#### REQUEST
Copy out every record precisely.
━━ RECORDS FOR PROCESSING ━━
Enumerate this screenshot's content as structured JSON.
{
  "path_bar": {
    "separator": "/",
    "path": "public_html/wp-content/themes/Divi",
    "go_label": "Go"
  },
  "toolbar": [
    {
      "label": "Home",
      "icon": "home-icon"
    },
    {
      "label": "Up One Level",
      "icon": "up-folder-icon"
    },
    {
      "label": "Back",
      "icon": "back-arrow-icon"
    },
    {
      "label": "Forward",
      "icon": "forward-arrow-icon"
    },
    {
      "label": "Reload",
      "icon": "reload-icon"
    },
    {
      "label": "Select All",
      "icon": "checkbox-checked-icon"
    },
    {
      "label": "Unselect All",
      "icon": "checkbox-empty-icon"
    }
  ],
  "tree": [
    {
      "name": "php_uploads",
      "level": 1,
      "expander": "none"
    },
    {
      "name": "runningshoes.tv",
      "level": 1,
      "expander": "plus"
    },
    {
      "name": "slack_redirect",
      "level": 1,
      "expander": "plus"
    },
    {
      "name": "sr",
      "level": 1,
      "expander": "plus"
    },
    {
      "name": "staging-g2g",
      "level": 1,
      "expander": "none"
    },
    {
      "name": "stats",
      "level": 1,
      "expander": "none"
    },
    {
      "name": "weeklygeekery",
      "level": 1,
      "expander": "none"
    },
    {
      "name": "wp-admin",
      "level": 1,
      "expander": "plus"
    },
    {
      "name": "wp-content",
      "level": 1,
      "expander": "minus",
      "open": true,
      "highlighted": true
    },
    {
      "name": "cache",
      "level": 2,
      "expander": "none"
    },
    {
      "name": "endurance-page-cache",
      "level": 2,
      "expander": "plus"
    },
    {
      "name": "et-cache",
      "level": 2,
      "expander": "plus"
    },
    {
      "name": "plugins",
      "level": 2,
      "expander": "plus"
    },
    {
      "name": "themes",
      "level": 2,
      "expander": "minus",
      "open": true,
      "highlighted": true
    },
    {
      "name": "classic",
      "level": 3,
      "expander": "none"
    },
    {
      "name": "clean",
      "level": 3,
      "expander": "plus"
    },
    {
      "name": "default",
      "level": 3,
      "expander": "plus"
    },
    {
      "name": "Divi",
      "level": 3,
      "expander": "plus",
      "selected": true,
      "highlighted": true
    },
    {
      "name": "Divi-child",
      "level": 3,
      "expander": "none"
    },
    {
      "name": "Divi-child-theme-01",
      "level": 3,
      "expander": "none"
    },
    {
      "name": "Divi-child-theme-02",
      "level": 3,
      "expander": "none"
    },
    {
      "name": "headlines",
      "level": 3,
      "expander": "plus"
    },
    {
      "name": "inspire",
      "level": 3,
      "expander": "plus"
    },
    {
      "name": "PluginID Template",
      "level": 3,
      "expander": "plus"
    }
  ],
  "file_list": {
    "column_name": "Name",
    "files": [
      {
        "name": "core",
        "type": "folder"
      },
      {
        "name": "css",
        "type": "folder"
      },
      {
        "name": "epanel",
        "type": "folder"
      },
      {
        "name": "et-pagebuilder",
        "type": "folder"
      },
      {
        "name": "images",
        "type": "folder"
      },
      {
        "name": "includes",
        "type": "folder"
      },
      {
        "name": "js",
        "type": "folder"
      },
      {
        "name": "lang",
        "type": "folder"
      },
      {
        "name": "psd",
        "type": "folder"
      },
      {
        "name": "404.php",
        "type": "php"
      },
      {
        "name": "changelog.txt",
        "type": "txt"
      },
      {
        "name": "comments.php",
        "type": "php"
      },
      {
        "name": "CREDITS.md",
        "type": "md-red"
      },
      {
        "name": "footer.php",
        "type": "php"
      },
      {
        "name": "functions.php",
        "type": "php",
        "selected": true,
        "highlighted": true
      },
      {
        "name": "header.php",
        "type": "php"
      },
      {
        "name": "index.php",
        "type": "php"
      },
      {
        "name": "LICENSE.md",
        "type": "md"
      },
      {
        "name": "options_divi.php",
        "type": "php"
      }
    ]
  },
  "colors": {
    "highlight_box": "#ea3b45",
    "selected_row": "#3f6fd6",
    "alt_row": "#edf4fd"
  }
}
━━━
#### ANSWER TO THIS EXERCISE
Enumerate this screenshot's content as structured JSON.
{
  "path_bar": {
    "separator": "/",
    "path": "public_html/wp-content/themes/Divi",
    "go_label": "Go"
  },
  "toolbar": [
    {
      "label": "Home",
      "icon": "home-icon"
    },
    {
      "label": "Up One Level",
      "icon": "up-folder-icon"
    },
    {
      "label": "Back",
      "icon": "back-arrow-icon"
    },
    {
      "label": "Forward",
      "icon": "forward-arrow-icon"
    },
    {
      "label": "Reload",
      "icon": "reload-icon"
    },
    {
      "label": "Select All",
      "icon": "checkbox-checked-icon"
    },
    {
      "label": "Unselect All",
      "icon": "checkbox-empty-icon"
    }
  ],
  "tree": [
    {
      "name": "php_uploads",
      "level": 1,
      "expander": "none"
    },
    {
      "name": "runningshoes.tv",
      "level": 1,
      "expander": "plus"
    },
    {
      "name": "slack_redirect",
      "level": 1,
      "expander": "plus"
    },
    {
      "name": "sr",
      "level": 1,
      "expander": "plus"
    },
    {
      "name": "staging-g2g",
      "level": 1,
      "expander": "none"
    },
    {
      "name": "stats",
      "level": 1,
      "expander": "none"
    },
    {
      "name": "weeklygeekery",
      "level": 1,
      "expander": "none"
    },
    {
      "name": "wp-admin",
      "level": 1,
      "expander": "plus"
    },
    {
      "name": "wp-content",
      "level": 1,
      "expander": "minus",
      "open": true,
      "highlighted": true
    },
    {
      "name": "cache",
      "level": 2,
      "expander": "none"
    },
    {
      "name": "endurance-page-cache",
      "level": 2,
      "expander": "plus"
    },
    {
      "name": "et-cache",
      "level": 2,
      "expander": "plus"
    },
    {
      "name": "plugins",
      "level": 2,
      "expander": "plus"
    },
    {
      "name": "themes",
      "level": 2,
      "expander": "minus",
      "open": true,
      "highlighted": true
    },
    {
      "name": "classic",
      "level": 3,
      "expander": "none"
    },
    {
      "name": "clean",
      "level": 3,
      "expander": "plus"
    },
    {
      "name": "default",
      "level": 3,
      "expander": "plus"
    },
    {
      "name": "Divi",
      "level": 3,
      "expander": "plus",
      "selected": true,
      "highlighted": true
    },
    {
      "name": "Divi-child",
      "level": 3,
      "expander": "none"
    },
    {
      "name": "Divi-child-theme-01",
      "level": 3,
      "expander": "none"
    },
    {
      "name": "Divi-child-theme-02",
      "level": 3,
      "expander": "none"
    },
    {
      "name": "headlines",
      "level": 3,
      "expander": "plus"
    },
    {
      "name": "inspire",
      "level": 3,
      "expander": "plus"
    },
    {
      "name": "PluginID Template",
      "level": 3,
      "expander": "plus"
    }
  ],
  "file_list": {
    "column_name": "Name",
    "files": [
      {
        "name": "core",
        "type": "folder"
      },
      {
        "name": "css",
        "type": "folder"
      },
      {
        "name": "epanel",
        "type": "folder"
      },
      {
        "name": "et-pagebuilder",
        "type": "folder"
      },
      {
        "name": "images",
        "type": "folder"
      },
      {
        "name": "includes",
        "type": "folder"
      },
      {
        "name": "js",
        "type": "folder"
      },
      {
        "name": "lang",
        "type": "folder"
      },
      {
        "name": "psd",
        "type": "folder"
      },
      {
        "name": "404.php",
        "type": "php"
      },
      {
        "name": "changelog.txt",
        "type": "txt"
      },
      {
        "name": "comments.php",
        "type": "php"
      },
      {
        "name": "CREDITS.md",
        "type": "md-red"
      },
      {
        "name": "footer.php",
        "type": "php"
      },
      {
        "name": "functions.php",
        "type": "php",
        "selected": true,
        "highlighted": true
      },
      {
        "name": "header.php",
        "type": "php"
      },
      {
        "name": "index.php",
        "type": "php"
      },
      {
        "name": "LICENSE.md",
        "type": "md"
      },
      {
        "name": "options_divi.php",
        "type": "php"
      }
    ]
  },
  "colors": {
    "highlight_box": "#ea3b45",
    "selected_row": "#3f6fd6",
    "alt_row": "#edf4fd"
  }
}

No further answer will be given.